### [What to do]
Report how many lines below contain the word "name", and give only that number.

(Stored items from a collection)
====

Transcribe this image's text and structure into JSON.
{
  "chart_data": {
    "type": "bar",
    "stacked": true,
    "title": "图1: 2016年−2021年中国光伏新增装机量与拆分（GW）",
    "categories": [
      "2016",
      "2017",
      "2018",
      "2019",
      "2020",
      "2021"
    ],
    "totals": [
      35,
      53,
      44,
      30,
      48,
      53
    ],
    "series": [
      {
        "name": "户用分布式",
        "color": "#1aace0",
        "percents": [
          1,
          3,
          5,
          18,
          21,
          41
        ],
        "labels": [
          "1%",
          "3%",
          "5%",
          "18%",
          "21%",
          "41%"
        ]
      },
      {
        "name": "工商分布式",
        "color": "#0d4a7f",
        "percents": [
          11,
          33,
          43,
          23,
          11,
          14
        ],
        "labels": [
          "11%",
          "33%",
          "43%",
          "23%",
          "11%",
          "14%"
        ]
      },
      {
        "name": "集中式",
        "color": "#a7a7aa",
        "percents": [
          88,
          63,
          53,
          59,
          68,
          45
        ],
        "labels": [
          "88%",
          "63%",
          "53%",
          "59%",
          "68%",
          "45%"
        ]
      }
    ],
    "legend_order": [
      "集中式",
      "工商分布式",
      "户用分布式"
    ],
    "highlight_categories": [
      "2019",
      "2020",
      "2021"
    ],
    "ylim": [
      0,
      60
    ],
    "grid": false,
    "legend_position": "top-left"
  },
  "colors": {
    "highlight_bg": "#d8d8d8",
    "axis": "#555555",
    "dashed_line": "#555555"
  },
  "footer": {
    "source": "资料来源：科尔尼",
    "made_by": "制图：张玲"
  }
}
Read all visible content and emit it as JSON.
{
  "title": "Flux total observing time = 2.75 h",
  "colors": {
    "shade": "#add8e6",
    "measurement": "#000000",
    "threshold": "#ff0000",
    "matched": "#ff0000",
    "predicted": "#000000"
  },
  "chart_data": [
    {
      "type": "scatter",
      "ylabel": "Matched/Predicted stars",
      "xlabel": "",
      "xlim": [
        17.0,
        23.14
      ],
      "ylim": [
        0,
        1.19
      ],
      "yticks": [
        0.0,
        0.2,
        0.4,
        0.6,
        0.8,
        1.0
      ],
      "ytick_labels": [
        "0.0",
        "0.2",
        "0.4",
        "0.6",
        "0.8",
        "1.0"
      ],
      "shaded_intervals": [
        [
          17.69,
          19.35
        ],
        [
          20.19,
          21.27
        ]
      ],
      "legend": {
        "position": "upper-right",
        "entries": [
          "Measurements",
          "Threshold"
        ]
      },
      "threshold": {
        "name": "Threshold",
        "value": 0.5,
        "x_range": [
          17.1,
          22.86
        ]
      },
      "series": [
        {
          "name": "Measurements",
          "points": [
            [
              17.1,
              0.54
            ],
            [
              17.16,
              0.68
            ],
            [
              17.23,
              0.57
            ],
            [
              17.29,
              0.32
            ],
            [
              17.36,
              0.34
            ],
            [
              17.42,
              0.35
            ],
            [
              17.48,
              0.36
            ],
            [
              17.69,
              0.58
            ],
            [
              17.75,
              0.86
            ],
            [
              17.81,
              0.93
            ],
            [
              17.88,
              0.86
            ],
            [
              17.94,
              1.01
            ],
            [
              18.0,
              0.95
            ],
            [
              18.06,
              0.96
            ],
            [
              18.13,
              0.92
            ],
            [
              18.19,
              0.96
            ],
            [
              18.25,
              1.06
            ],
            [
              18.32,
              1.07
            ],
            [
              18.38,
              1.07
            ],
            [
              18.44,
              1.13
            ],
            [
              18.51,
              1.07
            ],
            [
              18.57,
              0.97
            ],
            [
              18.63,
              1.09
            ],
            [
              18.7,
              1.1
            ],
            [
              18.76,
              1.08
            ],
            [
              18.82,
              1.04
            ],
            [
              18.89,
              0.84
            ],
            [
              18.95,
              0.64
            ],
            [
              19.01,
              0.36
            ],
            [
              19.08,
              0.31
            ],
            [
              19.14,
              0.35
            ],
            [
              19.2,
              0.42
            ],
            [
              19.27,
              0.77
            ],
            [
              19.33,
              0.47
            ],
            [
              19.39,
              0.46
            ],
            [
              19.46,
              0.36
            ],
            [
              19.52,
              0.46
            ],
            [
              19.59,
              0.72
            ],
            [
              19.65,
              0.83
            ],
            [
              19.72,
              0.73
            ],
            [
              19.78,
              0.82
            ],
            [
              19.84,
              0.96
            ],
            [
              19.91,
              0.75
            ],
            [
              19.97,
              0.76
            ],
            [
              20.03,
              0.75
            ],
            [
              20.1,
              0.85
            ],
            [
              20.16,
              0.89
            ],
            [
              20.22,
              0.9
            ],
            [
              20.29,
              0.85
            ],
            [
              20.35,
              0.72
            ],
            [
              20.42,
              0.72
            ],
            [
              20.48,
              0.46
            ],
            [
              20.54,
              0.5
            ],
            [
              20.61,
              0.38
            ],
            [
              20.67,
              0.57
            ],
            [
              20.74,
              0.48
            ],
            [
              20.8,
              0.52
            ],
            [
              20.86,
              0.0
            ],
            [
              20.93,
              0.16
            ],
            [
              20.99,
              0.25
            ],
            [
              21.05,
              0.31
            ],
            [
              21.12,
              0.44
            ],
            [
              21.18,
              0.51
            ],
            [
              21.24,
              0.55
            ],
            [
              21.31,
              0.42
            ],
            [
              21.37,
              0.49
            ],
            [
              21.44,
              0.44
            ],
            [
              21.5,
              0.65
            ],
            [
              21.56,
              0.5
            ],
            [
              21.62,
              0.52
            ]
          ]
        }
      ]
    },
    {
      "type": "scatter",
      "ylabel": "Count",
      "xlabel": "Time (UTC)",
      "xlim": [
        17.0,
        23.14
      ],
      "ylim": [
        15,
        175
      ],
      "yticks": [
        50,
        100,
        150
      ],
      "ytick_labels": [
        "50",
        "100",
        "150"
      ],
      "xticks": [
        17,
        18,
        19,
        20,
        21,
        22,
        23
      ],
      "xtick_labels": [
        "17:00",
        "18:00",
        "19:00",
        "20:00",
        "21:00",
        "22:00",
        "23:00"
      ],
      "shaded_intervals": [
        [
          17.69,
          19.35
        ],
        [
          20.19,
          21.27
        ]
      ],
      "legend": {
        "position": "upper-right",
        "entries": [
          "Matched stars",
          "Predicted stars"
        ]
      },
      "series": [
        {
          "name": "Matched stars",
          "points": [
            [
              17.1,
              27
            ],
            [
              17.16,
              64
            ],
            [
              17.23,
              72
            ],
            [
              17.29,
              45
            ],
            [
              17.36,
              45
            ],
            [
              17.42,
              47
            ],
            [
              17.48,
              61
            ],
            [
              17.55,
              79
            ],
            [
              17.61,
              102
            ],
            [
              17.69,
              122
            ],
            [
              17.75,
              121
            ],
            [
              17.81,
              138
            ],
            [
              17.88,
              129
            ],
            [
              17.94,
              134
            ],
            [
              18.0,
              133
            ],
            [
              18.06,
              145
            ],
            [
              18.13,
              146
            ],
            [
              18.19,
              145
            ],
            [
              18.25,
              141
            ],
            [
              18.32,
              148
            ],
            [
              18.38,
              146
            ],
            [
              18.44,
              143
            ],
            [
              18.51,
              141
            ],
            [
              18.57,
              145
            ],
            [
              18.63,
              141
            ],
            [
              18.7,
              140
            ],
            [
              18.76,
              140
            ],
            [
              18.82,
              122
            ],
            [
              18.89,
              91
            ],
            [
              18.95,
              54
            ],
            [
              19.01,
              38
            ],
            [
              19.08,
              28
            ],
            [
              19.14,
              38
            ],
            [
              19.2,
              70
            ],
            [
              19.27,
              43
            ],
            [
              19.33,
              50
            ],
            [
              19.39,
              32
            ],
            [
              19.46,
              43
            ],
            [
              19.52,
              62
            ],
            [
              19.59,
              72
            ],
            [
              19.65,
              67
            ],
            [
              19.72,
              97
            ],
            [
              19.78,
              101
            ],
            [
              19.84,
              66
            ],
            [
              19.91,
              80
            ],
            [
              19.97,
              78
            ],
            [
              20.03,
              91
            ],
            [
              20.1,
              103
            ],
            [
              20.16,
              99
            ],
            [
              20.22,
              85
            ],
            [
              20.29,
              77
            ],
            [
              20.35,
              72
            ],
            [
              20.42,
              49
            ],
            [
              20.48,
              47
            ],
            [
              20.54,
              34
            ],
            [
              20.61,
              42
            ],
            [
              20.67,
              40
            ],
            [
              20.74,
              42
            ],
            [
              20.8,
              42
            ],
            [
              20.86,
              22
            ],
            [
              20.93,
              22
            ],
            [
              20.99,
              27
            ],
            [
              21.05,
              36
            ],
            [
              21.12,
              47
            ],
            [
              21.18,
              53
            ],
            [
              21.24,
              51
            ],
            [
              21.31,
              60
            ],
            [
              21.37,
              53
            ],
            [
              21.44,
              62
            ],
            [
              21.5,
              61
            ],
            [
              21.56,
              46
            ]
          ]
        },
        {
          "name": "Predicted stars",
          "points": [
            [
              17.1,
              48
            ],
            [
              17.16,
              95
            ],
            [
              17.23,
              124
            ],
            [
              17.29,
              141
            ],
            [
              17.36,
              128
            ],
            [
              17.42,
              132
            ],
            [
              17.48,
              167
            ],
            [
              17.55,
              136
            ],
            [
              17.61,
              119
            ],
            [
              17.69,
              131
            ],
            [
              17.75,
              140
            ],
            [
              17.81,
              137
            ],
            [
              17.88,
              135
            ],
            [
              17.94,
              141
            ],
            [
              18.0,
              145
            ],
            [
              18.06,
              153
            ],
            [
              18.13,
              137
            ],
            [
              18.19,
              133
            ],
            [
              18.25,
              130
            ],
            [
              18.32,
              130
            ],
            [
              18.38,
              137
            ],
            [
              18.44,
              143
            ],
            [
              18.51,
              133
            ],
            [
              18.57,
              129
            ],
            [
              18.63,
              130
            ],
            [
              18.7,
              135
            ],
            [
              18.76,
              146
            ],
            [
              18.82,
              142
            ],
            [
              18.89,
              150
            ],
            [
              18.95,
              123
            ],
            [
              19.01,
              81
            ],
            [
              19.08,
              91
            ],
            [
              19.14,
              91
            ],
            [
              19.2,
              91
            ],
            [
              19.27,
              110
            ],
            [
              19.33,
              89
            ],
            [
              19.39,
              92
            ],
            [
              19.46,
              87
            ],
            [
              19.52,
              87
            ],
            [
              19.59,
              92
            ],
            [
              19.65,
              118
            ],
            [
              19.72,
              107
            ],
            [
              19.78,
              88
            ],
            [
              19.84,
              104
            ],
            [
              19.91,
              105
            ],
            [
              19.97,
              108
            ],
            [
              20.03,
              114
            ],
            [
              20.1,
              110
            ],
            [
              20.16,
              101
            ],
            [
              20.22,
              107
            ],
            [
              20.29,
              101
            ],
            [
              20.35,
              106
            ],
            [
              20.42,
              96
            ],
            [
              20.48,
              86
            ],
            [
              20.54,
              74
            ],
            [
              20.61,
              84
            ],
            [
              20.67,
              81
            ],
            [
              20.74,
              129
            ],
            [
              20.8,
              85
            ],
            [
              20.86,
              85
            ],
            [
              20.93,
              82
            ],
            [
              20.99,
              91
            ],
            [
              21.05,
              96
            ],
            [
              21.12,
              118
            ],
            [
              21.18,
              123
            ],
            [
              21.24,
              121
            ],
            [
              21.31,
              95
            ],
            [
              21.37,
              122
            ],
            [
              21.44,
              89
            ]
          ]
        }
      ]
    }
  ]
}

====

### [Expected answer]
7